● **What is being asked**: Your task is to repeat the listing exactly.

● **The data**:

----

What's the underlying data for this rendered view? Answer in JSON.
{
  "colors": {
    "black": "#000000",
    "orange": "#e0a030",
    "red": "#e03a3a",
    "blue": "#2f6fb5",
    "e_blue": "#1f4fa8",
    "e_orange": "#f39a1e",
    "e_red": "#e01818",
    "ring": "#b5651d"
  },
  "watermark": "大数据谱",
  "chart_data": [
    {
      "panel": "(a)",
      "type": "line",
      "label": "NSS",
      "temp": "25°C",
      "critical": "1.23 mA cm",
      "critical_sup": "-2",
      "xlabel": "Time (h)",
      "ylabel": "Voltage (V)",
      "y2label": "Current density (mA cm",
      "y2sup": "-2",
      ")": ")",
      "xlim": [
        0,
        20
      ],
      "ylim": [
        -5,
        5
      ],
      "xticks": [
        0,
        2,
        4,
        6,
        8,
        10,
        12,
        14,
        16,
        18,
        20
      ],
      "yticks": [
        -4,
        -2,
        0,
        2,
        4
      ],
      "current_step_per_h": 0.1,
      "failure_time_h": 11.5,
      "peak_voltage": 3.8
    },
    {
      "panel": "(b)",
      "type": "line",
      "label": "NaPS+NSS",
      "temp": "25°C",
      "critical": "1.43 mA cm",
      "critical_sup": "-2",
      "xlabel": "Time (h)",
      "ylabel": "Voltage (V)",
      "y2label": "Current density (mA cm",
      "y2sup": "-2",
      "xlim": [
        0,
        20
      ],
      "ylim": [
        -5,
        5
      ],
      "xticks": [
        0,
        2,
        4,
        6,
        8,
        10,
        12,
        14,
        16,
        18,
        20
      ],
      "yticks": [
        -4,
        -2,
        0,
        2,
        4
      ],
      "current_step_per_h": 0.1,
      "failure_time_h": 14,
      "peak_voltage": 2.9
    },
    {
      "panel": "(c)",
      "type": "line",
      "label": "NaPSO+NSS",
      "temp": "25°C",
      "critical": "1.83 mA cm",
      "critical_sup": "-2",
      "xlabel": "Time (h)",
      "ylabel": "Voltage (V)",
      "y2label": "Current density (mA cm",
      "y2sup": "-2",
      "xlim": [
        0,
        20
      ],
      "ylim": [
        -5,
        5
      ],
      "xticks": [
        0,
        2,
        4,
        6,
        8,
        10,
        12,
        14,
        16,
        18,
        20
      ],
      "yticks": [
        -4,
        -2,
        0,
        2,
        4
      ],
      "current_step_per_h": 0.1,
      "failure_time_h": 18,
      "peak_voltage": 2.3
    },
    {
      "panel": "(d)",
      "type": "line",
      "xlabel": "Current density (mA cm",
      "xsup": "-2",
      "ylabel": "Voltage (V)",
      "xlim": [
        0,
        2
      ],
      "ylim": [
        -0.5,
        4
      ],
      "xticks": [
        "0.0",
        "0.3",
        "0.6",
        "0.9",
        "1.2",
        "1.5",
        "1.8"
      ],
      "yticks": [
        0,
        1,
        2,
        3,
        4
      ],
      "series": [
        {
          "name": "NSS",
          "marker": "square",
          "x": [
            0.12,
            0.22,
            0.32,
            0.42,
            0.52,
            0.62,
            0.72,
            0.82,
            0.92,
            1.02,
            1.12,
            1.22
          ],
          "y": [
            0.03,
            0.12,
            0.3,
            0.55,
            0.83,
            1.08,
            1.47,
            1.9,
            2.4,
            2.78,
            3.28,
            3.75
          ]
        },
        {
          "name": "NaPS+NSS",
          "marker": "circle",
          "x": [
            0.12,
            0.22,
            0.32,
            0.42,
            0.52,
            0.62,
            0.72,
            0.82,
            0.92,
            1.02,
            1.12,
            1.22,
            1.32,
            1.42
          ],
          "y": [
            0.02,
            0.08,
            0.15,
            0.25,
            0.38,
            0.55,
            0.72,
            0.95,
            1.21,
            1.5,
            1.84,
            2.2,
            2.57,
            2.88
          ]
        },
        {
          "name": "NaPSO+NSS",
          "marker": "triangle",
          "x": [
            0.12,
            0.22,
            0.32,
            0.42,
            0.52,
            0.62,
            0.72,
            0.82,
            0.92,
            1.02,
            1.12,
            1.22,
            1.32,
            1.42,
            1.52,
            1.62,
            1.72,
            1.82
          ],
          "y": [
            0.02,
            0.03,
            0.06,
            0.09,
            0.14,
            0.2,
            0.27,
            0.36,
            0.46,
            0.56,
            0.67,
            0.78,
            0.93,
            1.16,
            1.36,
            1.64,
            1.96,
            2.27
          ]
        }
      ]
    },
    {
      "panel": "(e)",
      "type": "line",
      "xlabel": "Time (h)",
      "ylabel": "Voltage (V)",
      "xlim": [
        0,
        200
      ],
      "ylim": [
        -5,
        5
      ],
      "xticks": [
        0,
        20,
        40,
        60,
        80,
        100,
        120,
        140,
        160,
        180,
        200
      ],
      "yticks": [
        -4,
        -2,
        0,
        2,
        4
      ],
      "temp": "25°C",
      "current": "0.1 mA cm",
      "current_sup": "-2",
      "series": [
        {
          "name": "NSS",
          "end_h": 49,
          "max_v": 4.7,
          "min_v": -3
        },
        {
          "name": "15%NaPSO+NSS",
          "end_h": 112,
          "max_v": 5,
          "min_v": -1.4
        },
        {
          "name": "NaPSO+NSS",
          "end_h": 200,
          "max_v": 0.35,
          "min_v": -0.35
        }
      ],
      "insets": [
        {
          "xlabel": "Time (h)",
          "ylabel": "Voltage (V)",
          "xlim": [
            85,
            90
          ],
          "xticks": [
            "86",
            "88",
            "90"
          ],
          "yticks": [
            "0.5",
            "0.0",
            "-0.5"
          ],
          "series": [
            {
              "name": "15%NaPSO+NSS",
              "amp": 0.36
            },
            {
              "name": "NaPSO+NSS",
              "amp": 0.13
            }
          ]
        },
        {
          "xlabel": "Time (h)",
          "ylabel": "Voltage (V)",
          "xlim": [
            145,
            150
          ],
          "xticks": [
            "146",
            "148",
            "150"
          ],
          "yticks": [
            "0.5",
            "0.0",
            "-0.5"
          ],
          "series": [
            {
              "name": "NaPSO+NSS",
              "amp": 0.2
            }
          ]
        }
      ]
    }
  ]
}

----

● **Answer to the task**:
What's the underlying data for this rendered view? Answer in JSON.
{
  "colors": {
    "black": "#000000",
    "orange": "#e0a030",
    "red": "#e03a3a",
    "blue": "#2f6fb5",
    "e_blue": "#1f4fa8",
    "e_orange": "#f39a1e",
    "e_red": "#e01818",
    "ring": "#b5651d"
  },
  "watermark": "大数据谱",
  "chart_data": [
    {
      "panel": "(a)",
      "type": "line",
      "label": "NSS",
      "temp": "25°C",
      "critical": "1.23 mA cm",
      "critical_sup": "-2",
      "xlabel": "Time (h)",
      "ylabel": "Voltage (V)",
      "y2label": "Current density (mA cm",
      "y2sup": "-2",
      ")": ")",
      "xlim": [
        0,
        20
      ],
      "ylim": [
        -5,
        5
      ],
      "xticks": [
        0,
        2,
        4,
        6,
        8,
        10,
        12,
        14,
        16,
        18,
        20
      ],
      "yticks": [
        -4,
        -2,
        0,
        2,
        4
      ],
      "current_step_per_h": 0.1,
      "failure_time_h": 11.5,
      "peak_voltage": 3.8
    },
    {
      "panel": "(b)",
      "type": "line",
      "label": "NaPS+NSS",
      "temp": "25°C",
      "critical": "1.43 mA cm",
      "critical_sup": "-2",
      "xlabel": "Time (h)",
      "ylabel": "Voltage (V)",
      "y2label": "Current density (mA cm",
      "y2sup": "-2",
      "xlim": [
        0,
        20
      ],
      "ylim": [
        -5,
        5
      ],
      "xticks": [
        0,
        2,
        4,
        6,
        8,
        10,
        12,
        14,
        16,
        18,
        20
      ],
      "yticks": [
        -4,
        -2,
        0,
        2,
        4
      ],
      "current_step_per_h": 0.1,
      "failure_time_h": 14,
      "peak_voltage": 2.9
    },
    {
      "panel": "(c)",
      "type": "line",
      "label": "NaPSO+NSS",
      "temp": "25°C",
      "critical": "1.83 mA cm",
      "critical_sup": "-2",
      "xlabel": "Time (h)",
      "ylabel": "Voltage (V)",
      "y2label": "Current density (mA cm",
      "y2sup": "-2",
      "xlim": [
        0,
        20
      ],
      "ylim": [
        -5,
        5
      ],
      "xticks": [
        0,
        2,
        4,
        6,
        8,
        10,
        12,
        14,
        16,
        18,
        20
      ],
      "yticks": [
        -4,
        -2,
        0,
        2,
        4
      ],
      "current_step_per_h": 0.1,
      "failure_time_h": 18,
      "peak_voltage": 2.3
    },
    {
      "panel": "(d)",
      "type": "line",
      "xlabel": "Current density (mA cm",
      "xsup": "-2",
      "ylabel": "Voltage (V)",
      "xlim": [
        0,
        2
      ],
      "ylim": [
        -0.5,
        4
      ],
      "xticks": [
        "0.0",
        "0.3",
        "0.6",
        "0.9",
        "1.2",
        "1.5",
        "1.8"
      ],
      "yticks": [
        0,
        1,
        2,
        3,
        4
      ],
      "series": [
        {
          "name": "NSS",
          "marker": "square",
          "x": [
            0.12,
            0.22,
            0.32,
            0.42,
            0.52,
            0.62,
            0.72,
            0.82,
            0.92,
            1.02,
            1.12,
            1.22
          ],
          "y": [
            0.03,
            0.12,
            0.3,
            0.55,
            0.83,
            1.08,
            1.47,
            1.9,
            2.4,
            2.78,
            3.28,
            3.75
          ]
        },
        {
          "name": "NaPS+NSS",
          "marker": "circle",
          "x": [
            0.12,
            0.22,
            0.32,
            0.42,
            0.52,
            0.62,
            0.72,
            0.82,
            0.92,
            1.02,
            1.12,
            1.22,
            1.32,
            1.42
          ],
          "y": [
            0.02,
            0.08,
            0.15,
            0.25,
            0.38,
            0.55,
            0.72,
            0.95,
            1.21,
            1.5,
            1.84,
            2.2,
            2.57,
            2.88
          ]
        },
        {
          "name": "NaPSO+NSS",
          "marker": "triangle",
          "x": [
            0.12,
            0.22,
            0.32,
            0.42,
            0.52,
            0.62,
            0.72,
            0.82,
            0.92,
            1.02,
            1.12,
            1.22,
            1.32,
            1.42,
            1.52,
            1.62,
            1.72,
            1.82
          ],
          "y": [
            0.02,
            0.03,
            0.06,
            0.09,
            0.14,
            0.2,
            0.27,
            0.36,
            0.46,
            0.56,
            0.67,
            0.78,
            0.93,
            1.16,
            1.36,
            1.64,
            1.96,
            2.27
          ]
        }
      ]
    },
    {
      "panel": "(e)",
      "type": "line",
      "xlabel": "Time (h)",
      "ylabel": "Voltage (V)",
      "xlim": [
        0,
        200
      ],
      "ylim": [
        -5,
        5
      ],
      "xticks": [
        0,
        20,
        40,
        60,
        80,
        100,
        120,
        140,
        160,
        180,
        200
      ],
      "yticks": [
        -4,
        -2,
        0,
        2,
        4
      ],
      "temp": "25°C",
      "current": "0.1 mA cm",
      "current_sup": "-2",
      "series": [
        {
          "name": "NSS",
          "end_h": 49,
          "max_v": 4.7,
          "min_v": -3
        },
        {
          "name": "15%NaPSO+NSS",
          "end_h": 112,
          "max_v": 5,
          "min_v": -1.4
        },
        {
          "name": "NaPSO+NSS",
          "end_h": 200,
          "max_v": 0.35,
          "min_v": -0.35
        }
      ],
      "insets": [
        {
          "xlabel": "Time (h)",
          "ylabel": "Voltage (V)",
          "xlim": [
            85,
            90
          ],
          "xticks": [
            "86",
            "88",
            "90"
          ],
          "yticks": [
            "0.5",
            "0.0",
            "-0.5"
          ],
          "series": [
            {
              "name": "15%NaPSO+NSS",
              "amp": 0.36
            },
            {
              "name": "NaPSO+NSS",
              "amp": 0.13
            }
          ]
        },
        {
          "xlabel": "Time (h)",
          "ylabel": "Voltage (V)",
          "xlim": [
            145,
            150
          ],
          "xticks": [
            "146",
            "148",
            "150"
          ],
          "yticks": [
            "0.5",
            "0.0",
            "-0.5"
          ],
          "series": [
            {
              "name": "NaPSO+NSS",
              "amp": 0.2
            }
          ]
        }
      ]
    }
  ]
}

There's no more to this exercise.